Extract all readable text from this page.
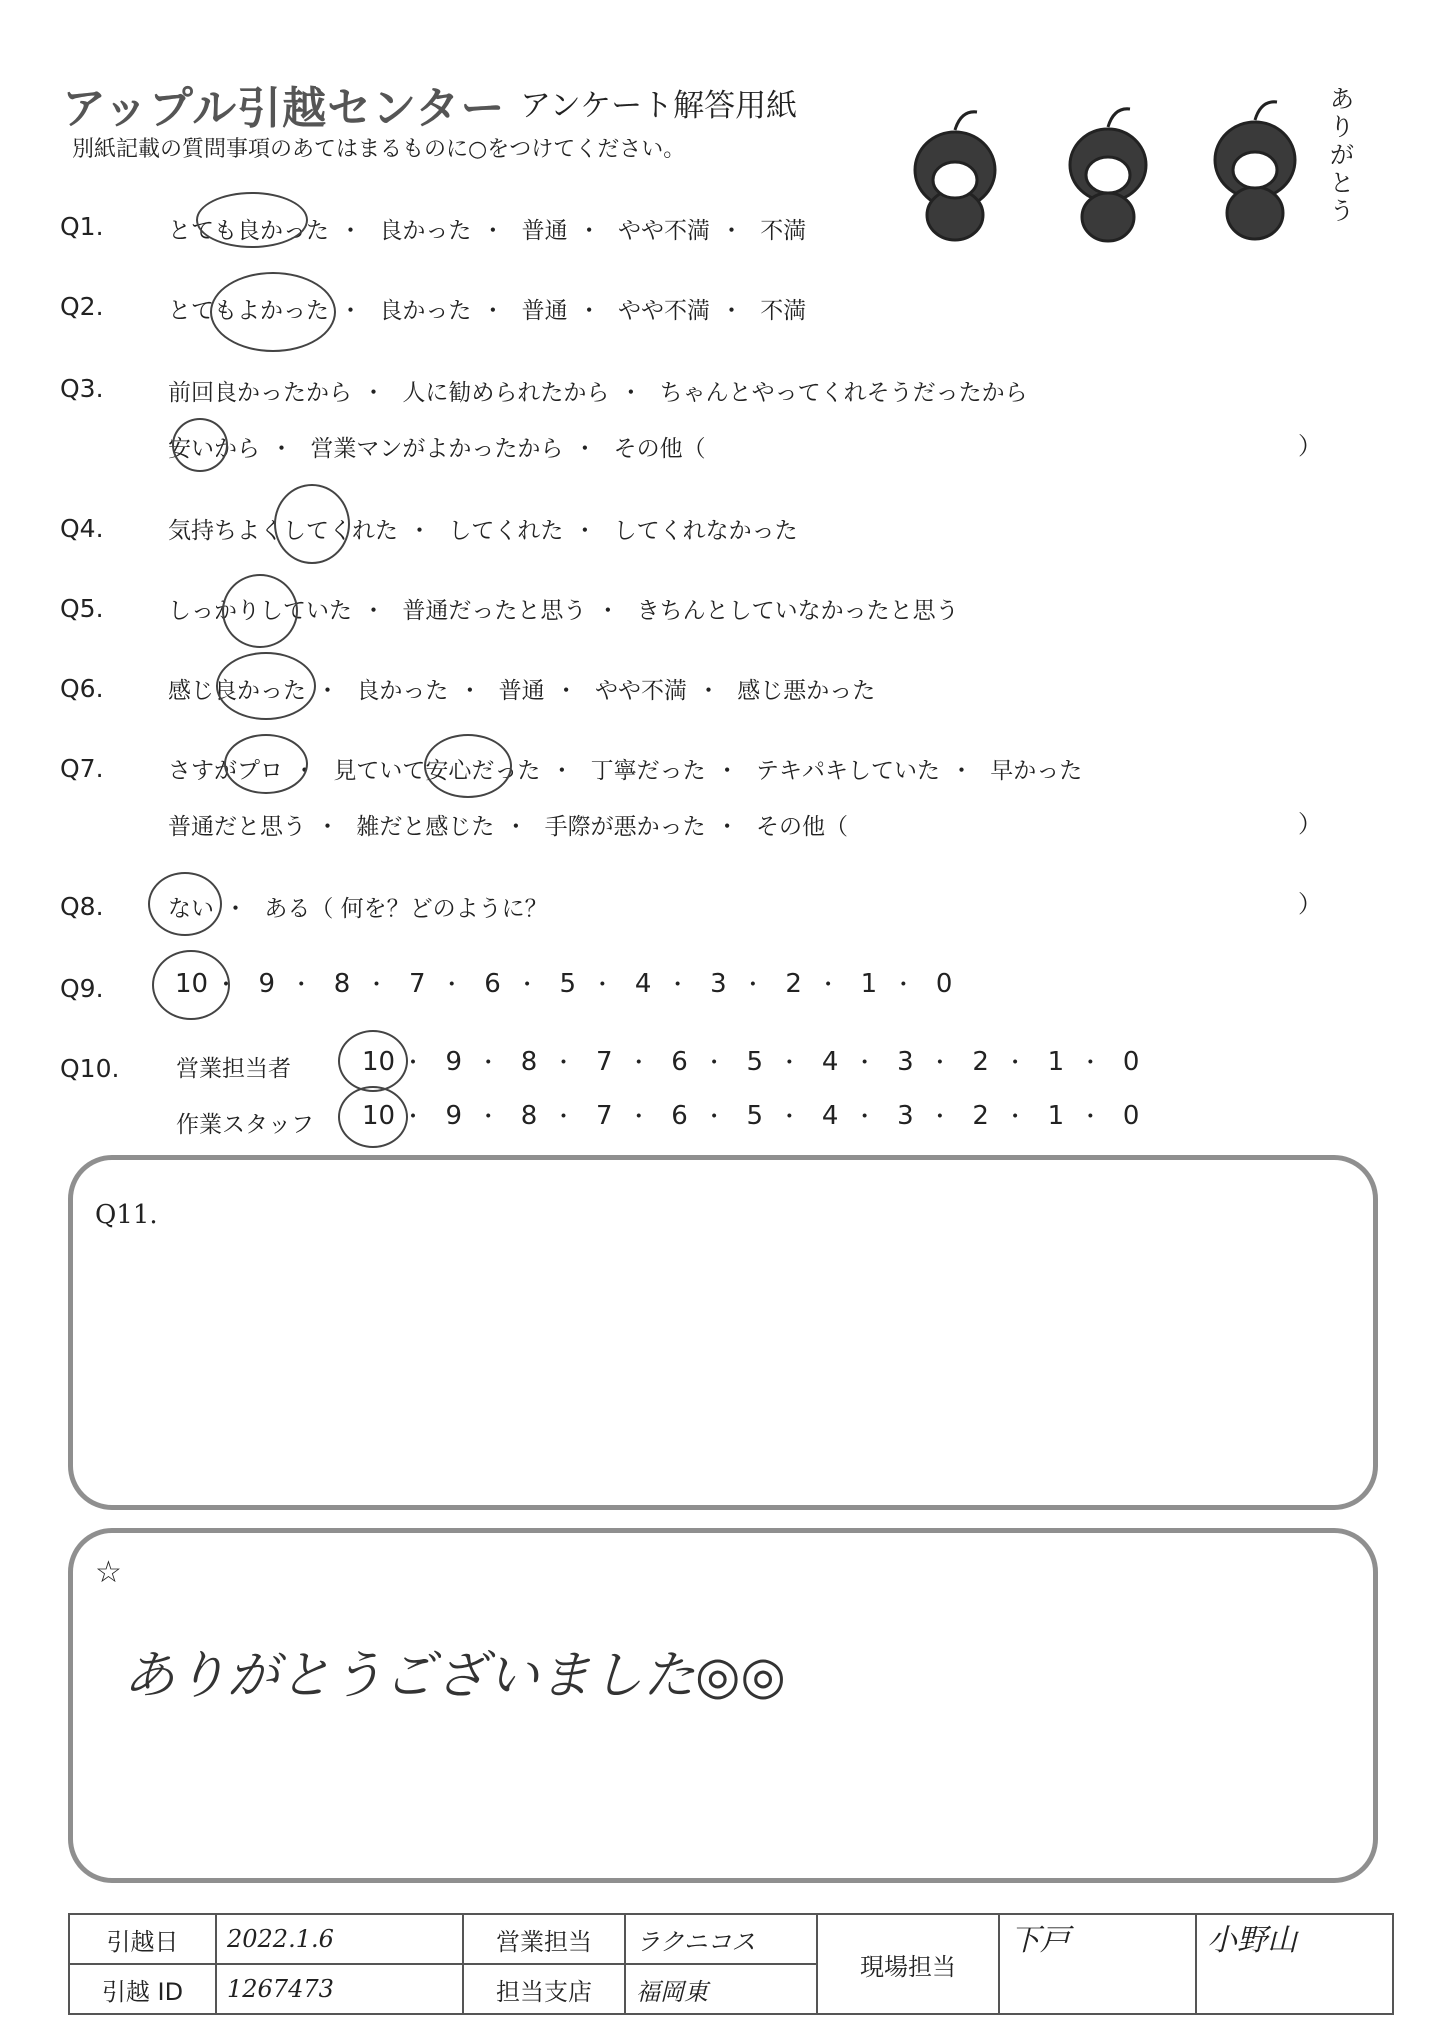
アップル引越センター アンケート解答用紙
別紙記載の質問事項のあてはまるものに○をつけてください。
ありがとう
Q1.	とても良かった ・ 良かった ・ 普通 ・ やや不満 ・ 不満
Q2.	とてもよかった ・ 良かった ・ 普通 ・ やや不満 ・ 不満
Q3.	前回良かったから ・ 人に勧められたから ・ ちゃんとやってくれそうだったから
安いから ・ 営業マンがよかったから ・ その他（	）
Q4.	気持ちよくしてくれた ・ してくれた ・ してくれなかった
Q5.	しっかりしていた ・ 普通だったと思う ・ きちんとしていなかったと思う
Q6.	感じ良かった ・ 良かった ・ 普通 ・ やや不満 ・ 感じ悪かった
Q7.	さすがプロ ・ 見ていて安心だった ・ 丁寧だった ・ テキパキしていた ・ 早かった
普通だと思う ・ 雑だと感じた ・ 手際が悪かった ・ その他（	）
Q8.	ない ・ ある（ 何を？どのように？	）
Q9.	10 ・ 9 ・ 8 ・ 7 ・ 6 ・ 5 ・ 4 ・ 3 ・ 2 ・ 1 ・ 0
Q10. 営業担当者	10 ・ 9 ・ 8 ・ 7 ・ 6 ・ 5 ・ 4 ・ 3 ・ 2 ・ 1 ・ 0
作業スタッフ 10 ・ 9 ・ 8 ・ 7 ・ 6 ・ 5 ・ 4 ・ 3 ・ 2 ・ 1 ・ 0
Q11.
☆
ありがとうございました◎◎
引越日	2022.1.6	営業担当	ラクニコス	現場担当	下戸	小野山
引越 ID	1267473	担当支店	福岡東			
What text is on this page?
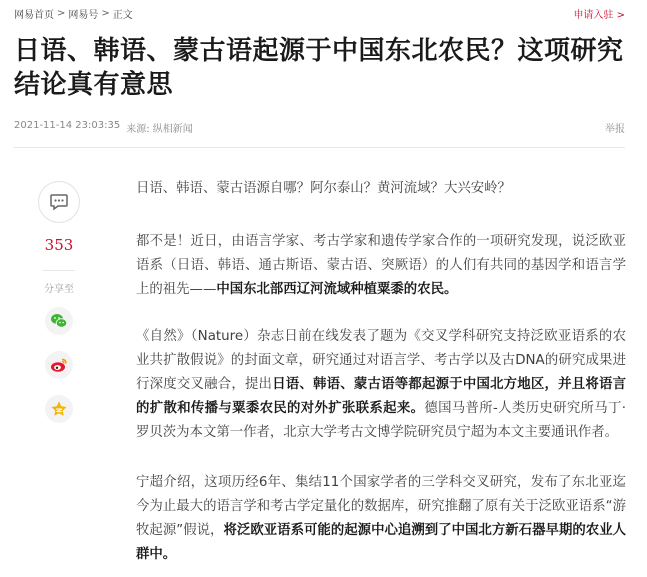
网易首页 > 网易号 > 正文	申请入驻 >
日语、韩语、蒙古语起源于中国东北农民？这项研究结论真有意思
2021-11-14 23:03:35 来源: 纵相新闻	举报
353
分享至

日语、韩语、蒙古语源自哪？阿尔泰山？黄河流域？大兴安岭？

都不是！近日，由语言学家、考古学家和遗传学家合作的一项研究发现，说泛欧亚语系（日语、韩语、通古斯语、蒙古语、突厥语）的人们有共同的基因学和语言学上的祖先——中国东北部西辽河流域种植粟黍的农民。

《自然》（Nature）杂志日前在线发表了题为《交叉学科研究支持泛欧亚语系的农业共扩散假说》的封面文章，研究通过对语言学、考古学以及古DNA的研究成果进行深度交叉融合，提出日语、韩语、蒙古语等都起源于中国北方地区，并且将语言的扩散和传播与粟黍农民的对外扩张联系起来。德国马普所-人类历史研究所马丁·罗贝茨为本文第一作者，北京大学考古文博学院研究员宁超为本文主要通讯作者。

宁超介绍，这项历经6年、集结11个国家学者的三学科交叉研究，发布了东北亚迄今为止最大的语言学和考古学定量化的数据库，研究推翻了原有关于泛欧亚语系“游牧起源”假说，将泛欧亚语系可能的起源中心追溯到了中国北方新石器早期的农业人群中。
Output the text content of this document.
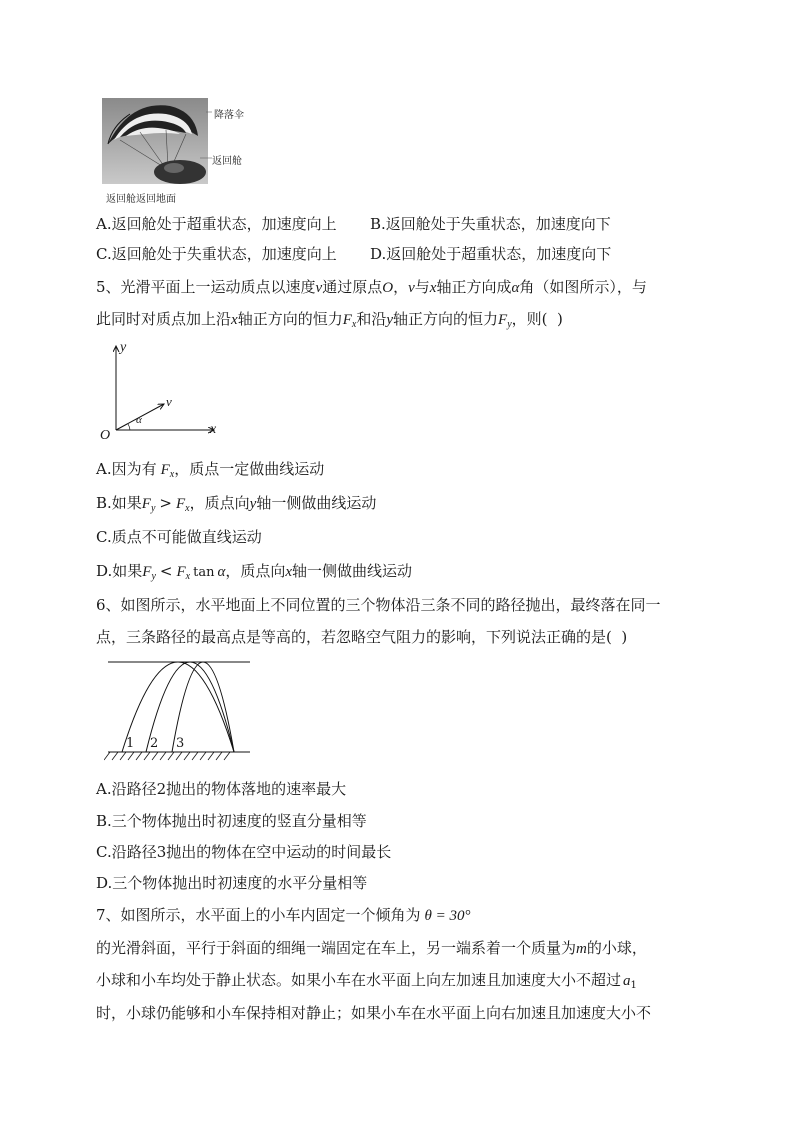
降落伞
返回舱
返回舱返回地面
A.返回舱处于超重状态，加速度向上 B.返回舱处于失重状态，加速度向下
C.返回舱处于失重状态，加速度向上 D.返回舱处于超重状态，加速度向下
5、光滑平面上一运动质点以速度v通过原点O，v与x轴正方向成α角（如图所示），与
此同时对质点加上沿x轴正方向的恒力$F_x$和沿y轴正方向的恒力$F_y$，则(  )
y
x
O
v
α
A.因为有 $F_x$，质点一定做曲线运动
B.如果$F_y > F_x$，质点向y轴一侧做曲线运动
C.质点不可能做直线运动
D.如果$F_y < F_x$ tan α，质点向x轴一侧做曲线运动
6、如图所示，水平地面上不同位置的三个物体沿三条不同的路径抛出，最终落在同一
点，三条路径的最高点是等高的，若忽略空气阻力的影响，下列说法正确的是(  )
1 2 3
A.沿路径2抛出的物体落地的速率最大
B.三个物体抛出时初速度的竖直分量相等
C.沿路径3抛出的物体在空中运动的时间最长
D.三个物体抛出时初速度的水平分量相等
7、如图所示，水平面上的小车内固定一个倾角为 θ = 30°
的光滑斜面，平行于斜面的细绳一端固定在车上，另一端系着一个质量为m的小球，
小球和小车均处于静止状态。如果小车在水平面上向左加速且加速度大小不超过 $a_1$
时，小球仍能够和小车保持相对静止；如果小车在水平面上向右加速且加速度大小不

______________________________

- [Stated exercise]:
Copy in full each line that holds the word "text".

- [Answer to this problem]:
Extract all readable text from this page.
What text is on this page?
Output the text content of this document.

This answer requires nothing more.